▶ _Request_
From the entries below, list each line with "JSON".

▶ _Data extract_
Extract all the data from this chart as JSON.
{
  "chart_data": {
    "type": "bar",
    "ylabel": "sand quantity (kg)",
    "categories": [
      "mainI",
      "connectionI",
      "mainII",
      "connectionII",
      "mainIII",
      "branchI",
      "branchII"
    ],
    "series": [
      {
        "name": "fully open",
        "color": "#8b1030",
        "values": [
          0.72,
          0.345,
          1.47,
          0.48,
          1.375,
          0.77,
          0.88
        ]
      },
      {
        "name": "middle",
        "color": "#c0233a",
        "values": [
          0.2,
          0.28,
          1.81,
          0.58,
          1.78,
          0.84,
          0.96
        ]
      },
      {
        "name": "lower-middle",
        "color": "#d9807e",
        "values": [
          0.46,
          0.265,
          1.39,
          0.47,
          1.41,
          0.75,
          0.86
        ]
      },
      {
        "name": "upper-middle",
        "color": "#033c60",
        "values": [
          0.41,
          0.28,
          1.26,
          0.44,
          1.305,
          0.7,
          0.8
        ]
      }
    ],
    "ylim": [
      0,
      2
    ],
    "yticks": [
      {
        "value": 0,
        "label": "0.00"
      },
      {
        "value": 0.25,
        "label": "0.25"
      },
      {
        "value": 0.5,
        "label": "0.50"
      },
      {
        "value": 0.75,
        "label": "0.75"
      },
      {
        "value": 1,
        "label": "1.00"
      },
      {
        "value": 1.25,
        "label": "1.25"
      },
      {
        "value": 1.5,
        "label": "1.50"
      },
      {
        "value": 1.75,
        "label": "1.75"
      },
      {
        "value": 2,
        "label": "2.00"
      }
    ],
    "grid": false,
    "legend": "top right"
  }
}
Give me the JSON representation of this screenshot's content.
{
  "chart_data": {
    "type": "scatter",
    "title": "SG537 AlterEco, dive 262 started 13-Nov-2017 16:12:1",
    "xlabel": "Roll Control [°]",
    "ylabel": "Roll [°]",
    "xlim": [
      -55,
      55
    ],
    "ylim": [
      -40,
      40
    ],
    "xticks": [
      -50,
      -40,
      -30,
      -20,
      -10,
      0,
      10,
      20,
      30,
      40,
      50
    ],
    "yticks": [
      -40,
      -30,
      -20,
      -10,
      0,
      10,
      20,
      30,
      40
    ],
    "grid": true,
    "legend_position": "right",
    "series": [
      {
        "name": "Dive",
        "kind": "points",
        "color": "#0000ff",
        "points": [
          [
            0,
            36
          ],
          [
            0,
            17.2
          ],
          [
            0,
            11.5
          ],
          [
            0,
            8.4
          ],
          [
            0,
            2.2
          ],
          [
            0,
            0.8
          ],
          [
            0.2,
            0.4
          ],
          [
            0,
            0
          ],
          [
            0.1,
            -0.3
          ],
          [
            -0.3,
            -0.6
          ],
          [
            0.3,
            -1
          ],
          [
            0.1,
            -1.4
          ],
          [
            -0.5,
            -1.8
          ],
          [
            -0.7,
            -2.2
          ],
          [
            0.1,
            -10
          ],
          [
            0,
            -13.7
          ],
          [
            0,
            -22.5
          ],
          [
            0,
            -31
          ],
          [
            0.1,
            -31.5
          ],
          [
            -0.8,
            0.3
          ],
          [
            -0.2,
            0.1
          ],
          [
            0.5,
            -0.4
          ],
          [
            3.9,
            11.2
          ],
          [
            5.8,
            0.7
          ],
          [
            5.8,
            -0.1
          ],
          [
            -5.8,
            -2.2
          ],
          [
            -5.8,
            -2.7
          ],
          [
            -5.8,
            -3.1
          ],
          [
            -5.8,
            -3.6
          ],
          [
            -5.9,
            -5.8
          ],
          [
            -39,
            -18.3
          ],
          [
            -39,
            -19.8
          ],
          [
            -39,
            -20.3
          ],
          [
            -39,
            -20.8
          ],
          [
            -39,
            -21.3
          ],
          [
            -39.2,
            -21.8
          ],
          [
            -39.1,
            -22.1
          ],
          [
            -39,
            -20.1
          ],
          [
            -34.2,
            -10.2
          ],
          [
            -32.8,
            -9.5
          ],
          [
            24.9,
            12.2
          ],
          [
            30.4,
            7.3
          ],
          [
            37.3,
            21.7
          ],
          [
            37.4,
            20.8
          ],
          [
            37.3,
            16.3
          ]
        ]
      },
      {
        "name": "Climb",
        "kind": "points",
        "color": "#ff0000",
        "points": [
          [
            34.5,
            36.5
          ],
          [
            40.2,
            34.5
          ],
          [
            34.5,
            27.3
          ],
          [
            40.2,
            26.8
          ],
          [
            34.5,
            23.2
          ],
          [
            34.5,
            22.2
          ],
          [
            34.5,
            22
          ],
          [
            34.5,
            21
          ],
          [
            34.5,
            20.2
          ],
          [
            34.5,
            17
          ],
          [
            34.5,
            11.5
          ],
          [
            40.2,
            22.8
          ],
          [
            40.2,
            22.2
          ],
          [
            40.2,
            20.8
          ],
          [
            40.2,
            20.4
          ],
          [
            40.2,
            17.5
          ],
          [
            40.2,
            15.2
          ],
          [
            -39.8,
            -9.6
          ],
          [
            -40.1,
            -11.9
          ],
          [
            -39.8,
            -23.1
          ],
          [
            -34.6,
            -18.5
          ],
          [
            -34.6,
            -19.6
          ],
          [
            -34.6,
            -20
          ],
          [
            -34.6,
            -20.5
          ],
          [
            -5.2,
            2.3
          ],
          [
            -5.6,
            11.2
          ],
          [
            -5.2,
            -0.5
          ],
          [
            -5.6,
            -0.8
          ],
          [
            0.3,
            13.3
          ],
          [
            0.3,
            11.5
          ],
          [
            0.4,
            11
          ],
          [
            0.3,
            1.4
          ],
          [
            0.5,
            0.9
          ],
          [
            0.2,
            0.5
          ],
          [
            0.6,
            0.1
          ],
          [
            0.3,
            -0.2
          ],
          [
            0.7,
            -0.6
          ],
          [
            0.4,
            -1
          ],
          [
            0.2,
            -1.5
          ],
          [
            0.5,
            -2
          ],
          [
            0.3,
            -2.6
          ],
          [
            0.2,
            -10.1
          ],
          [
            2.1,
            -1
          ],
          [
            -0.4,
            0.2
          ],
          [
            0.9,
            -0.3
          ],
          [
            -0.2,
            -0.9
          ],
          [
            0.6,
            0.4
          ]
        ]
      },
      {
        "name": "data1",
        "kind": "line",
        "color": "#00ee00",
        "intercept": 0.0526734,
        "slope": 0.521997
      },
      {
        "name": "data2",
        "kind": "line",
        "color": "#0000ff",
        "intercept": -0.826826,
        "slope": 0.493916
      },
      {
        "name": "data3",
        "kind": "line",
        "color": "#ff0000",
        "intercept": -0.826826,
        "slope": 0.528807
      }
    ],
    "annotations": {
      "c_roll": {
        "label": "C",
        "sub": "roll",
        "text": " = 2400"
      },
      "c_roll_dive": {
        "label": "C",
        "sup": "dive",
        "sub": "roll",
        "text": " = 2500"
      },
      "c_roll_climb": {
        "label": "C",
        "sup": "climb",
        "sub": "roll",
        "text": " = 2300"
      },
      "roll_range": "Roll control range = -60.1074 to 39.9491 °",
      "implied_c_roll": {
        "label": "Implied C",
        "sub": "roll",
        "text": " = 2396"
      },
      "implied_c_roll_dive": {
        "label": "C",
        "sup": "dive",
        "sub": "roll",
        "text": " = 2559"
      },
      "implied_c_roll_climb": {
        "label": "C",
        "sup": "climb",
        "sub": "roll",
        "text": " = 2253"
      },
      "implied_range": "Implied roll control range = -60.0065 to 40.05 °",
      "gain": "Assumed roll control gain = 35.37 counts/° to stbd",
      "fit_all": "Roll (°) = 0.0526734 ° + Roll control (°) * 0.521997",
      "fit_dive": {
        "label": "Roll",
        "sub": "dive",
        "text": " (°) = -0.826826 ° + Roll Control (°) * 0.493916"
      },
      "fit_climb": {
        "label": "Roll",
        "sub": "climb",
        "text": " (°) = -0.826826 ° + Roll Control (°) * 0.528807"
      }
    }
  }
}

▶ _Solution to the problem_
Extract all the data from this chart as JSON.
Give me the JSON representation of this screenshot's content.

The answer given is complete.